[Region annotation rows]
--- BEGIN ---

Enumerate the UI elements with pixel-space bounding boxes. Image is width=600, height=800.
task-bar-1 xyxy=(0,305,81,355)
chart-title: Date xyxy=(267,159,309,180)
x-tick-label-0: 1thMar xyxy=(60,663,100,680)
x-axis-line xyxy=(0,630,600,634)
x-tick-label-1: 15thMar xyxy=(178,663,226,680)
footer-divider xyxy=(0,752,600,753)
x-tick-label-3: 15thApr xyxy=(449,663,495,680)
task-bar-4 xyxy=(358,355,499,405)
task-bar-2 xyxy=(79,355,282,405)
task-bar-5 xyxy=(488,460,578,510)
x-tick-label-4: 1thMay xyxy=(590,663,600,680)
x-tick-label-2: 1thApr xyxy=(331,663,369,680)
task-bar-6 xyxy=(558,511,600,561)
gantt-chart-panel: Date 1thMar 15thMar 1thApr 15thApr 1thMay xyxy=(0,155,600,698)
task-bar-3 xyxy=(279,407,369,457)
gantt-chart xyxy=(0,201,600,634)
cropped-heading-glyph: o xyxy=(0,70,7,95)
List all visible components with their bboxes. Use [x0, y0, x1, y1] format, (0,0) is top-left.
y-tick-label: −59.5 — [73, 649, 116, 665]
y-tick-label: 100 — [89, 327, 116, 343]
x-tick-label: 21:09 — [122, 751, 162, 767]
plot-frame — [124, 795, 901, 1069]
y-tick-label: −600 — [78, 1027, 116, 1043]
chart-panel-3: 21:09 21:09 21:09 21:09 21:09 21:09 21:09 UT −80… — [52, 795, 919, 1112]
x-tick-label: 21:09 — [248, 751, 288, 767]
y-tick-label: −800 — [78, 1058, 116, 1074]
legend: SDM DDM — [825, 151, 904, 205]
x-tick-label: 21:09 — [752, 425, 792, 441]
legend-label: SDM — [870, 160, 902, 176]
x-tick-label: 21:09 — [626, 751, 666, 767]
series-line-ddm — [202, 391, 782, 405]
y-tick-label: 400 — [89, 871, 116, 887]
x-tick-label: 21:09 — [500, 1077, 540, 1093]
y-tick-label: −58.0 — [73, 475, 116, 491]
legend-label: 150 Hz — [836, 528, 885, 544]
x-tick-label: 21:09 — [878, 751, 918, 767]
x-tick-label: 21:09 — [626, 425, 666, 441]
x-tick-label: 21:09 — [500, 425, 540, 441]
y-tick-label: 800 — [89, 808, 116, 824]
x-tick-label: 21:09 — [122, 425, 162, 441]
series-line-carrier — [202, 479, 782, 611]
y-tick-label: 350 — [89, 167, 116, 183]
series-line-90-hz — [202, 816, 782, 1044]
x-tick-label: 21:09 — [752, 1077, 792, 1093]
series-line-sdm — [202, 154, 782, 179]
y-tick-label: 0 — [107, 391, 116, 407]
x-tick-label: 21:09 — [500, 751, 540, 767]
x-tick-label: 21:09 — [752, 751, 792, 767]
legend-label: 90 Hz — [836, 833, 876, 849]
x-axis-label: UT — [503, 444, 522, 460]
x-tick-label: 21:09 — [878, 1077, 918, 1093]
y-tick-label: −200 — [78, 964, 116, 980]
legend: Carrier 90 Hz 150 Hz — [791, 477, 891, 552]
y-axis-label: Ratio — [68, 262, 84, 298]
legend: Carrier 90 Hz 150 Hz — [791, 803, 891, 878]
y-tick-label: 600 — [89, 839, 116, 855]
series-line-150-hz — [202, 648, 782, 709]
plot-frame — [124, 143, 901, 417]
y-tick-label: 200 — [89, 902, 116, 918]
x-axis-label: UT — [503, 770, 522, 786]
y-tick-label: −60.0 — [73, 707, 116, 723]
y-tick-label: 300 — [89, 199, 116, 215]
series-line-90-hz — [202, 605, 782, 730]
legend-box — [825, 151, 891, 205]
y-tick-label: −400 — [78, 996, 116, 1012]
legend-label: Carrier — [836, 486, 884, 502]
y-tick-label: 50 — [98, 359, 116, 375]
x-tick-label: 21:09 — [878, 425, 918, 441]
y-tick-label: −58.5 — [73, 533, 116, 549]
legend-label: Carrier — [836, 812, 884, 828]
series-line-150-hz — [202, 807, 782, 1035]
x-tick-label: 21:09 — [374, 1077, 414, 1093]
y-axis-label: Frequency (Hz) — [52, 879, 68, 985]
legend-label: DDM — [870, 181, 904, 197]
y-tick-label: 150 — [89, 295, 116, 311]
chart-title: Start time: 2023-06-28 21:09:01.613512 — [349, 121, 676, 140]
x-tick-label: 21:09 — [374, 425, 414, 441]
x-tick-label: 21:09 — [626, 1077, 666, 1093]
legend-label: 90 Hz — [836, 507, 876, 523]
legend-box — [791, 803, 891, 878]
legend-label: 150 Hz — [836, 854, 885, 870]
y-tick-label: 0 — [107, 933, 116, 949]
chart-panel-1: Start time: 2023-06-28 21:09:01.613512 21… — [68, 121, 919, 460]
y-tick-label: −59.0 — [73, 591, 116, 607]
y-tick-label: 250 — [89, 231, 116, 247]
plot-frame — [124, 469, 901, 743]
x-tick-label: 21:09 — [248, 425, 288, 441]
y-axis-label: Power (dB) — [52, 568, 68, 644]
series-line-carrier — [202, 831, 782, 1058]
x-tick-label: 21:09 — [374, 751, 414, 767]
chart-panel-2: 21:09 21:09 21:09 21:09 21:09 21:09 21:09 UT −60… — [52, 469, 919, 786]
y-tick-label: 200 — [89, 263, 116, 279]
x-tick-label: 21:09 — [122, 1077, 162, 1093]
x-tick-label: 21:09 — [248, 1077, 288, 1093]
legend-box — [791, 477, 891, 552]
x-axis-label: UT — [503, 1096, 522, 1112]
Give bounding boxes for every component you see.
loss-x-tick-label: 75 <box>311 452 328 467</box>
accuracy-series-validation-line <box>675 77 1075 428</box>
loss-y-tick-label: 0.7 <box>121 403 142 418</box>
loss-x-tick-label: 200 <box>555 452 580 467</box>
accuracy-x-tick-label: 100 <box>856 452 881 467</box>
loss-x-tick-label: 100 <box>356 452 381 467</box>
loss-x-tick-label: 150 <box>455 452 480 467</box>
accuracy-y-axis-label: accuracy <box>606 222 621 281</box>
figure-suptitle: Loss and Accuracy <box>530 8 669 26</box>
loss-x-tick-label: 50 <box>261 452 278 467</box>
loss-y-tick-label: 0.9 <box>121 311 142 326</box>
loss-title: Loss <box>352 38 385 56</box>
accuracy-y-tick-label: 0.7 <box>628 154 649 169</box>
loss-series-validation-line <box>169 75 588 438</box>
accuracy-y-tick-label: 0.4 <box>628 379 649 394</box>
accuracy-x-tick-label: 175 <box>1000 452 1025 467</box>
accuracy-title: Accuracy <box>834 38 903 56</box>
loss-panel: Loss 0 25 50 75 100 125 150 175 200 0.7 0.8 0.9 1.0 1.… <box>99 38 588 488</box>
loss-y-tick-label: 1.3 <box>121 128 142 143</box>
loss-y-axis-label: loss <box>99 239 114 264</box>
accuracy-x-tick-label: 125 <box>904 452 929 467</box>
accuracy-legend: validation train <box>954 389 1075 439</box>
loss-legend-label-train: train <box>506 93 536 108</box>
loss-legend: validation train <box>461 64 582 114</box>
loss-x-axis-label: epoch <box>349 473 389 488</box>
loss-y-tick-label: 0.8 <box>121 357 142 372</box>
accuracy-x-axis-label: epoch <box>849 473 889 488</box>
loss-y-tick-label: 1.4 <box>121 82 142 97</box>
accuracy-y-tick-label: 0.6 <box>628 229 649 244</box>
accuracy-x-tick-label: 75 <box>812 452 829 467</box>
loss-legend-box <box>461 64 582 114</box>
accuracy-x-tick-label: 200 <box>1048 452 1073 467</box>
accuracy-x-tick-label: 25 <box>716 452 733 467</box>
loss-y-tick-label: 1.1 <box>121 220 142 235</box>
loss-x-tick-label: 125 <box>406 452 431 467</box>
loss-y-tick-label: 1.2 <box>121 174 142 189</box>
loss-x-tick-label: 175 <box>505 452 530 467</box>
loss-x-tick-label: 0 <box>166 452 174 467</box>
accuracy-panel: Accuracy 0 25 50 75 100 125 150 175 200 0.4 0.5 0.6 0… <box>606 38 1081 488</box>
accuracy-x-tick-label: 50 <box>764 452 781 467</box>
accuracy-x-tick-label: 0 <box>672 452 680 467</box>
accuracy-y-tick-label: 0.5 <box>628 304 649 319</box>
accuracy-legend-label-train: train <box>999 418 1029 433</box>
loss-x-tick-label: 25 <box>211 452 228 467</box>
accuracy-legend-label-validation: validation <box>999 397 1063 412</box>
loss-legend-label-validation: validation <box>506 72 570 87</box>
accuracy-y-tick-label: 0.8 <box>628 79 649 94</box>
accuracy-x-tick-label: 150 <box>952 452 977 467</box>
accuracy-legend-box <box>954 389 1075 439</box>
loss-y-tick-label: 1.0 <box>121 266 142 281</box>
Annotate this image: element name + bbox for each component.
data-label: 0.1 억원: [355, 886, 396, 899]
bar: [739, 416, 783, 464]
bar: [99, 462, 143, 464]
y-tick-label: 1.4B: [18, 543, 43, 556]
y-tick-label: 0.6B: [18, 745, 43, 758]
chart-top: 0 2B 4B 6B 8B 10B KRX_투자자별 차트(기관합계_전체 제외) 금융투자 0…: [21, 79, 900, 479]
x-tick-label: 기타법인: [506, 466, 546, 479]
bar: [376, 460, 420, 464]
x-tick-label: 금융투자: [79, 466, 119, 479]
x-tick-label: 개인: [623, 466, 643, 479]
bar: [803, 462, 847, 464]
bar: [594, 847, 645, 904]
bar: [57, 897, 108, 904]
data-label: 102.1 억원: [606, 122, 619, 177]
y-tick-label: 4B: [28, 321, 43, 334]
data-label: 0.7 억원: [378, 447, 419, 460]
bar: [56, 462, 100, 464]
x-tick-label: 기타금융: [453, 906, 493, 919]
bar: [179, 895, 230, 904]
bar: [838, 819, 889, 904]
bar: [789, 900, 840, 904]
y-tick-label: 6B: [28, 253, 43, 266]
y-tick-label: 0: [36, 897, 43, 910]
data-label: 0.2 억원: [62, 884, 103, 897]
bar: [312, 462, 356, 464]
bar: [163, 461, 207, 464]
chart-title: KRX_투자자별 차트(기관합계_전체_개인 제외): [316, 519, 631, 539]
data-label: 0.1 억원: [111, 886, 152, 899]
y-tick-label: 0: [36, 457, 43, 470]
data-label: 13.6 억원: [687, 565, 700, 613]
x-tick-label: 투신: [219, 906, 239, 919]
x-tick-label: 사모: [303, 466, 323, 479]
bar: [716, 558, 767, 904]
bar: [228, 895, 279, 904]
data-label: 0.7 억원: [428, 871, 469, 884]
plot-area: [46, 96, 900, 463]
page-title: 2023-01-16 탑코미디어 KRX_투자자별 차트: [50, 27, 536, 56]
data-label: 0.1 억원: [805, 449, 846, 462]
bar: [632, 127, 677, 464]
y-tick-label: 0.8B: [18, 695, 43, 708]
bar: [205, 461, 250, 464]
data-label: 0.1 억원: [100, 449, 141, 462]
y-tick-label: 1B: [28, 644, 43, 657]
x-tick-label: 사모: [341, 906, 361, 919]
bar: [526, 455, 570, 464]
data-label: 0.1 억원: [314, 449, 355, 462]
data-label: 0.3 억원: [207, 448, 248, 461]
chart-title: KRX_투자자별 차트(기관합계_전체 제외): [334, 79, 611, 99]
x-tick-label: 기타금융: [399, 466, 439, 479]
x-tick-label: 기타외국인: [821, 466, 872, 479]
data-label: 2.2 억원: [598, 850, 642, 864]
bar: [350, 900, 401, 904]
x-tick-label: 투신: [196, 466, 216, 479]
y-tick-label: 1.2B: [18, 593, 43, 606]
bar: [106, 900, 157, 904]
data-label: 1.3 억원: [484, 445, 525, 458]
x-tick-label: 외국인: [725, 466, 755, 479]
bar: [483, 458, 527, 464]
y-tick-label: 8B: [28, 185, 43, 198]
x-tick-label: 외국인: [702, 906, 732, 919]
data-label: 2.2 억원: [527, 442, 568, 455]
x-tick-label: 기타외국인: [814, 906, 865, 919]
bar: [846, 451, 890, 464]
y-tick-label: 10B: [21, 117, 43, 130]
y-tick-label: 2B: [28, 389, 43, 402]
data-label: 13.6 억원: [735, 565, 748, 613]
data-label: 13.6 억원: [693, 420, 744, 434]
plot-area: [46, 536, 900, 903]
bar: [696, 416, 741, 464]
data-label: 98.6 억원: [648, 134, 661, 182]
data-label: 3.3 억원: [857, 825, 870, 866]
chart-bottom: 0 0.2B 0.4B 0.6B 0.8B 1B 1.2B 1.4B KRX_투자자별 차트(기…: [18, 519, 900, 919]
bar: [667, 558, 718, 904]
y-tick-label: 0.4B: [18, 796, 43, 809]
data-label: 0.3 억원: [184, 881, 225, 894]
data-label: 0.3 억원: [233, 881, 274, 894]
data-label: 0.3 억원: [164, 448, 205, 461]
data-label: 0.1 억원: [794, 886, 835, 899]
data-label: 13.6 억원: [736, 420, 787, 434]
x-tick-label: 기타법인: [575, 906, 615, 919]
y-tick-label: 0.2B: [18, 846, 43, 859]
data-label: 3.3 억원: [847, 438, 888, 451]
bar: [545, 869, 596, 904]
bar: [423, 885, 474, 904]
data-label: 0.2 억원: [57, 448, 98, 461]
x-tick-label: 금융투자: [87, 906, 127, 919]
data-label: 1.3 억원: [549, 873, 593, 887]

--- END ---

• Directions for this task: Reproduce the rows from the first one through the line containing "x-tick-label-2: 1thApr xyxy=(331,663,369,680)", swapping every "task-bar" for "timeline-bar" and leaving everything else unchanged.

• Solution below:
Enumerate the UI elements with pixel-space bounding boxes. Image is width=600, height=800.
timeline-bar-1 xyxy=(0,305,81,355)
chart-title: Date xyxy=(267,159,309,180)
x-tick-label-0: 1thMar xyxy=(60,663,100,680)
x-axis-line xyxy=(0,630,600,634)
x-tick-label-1: 15thMar xyxy=(178,663,226,680)
footer-divider xyxy=(0,752,600,753)
x-tick-label-3: 15thApr xyxy=(449,663,495,680)
timeline-bar-4 xyxy=(358,355,499,405)
timeline-bar-2 xyxy=(79,355,282,405)
timeline-bar-5 xyxy=(488,460,578,510)
x-tick-label-4: 1thMay xyxy=(590,663,600,680)
x-tick-label-2: 1thApr xyxy=(331,663,369,680)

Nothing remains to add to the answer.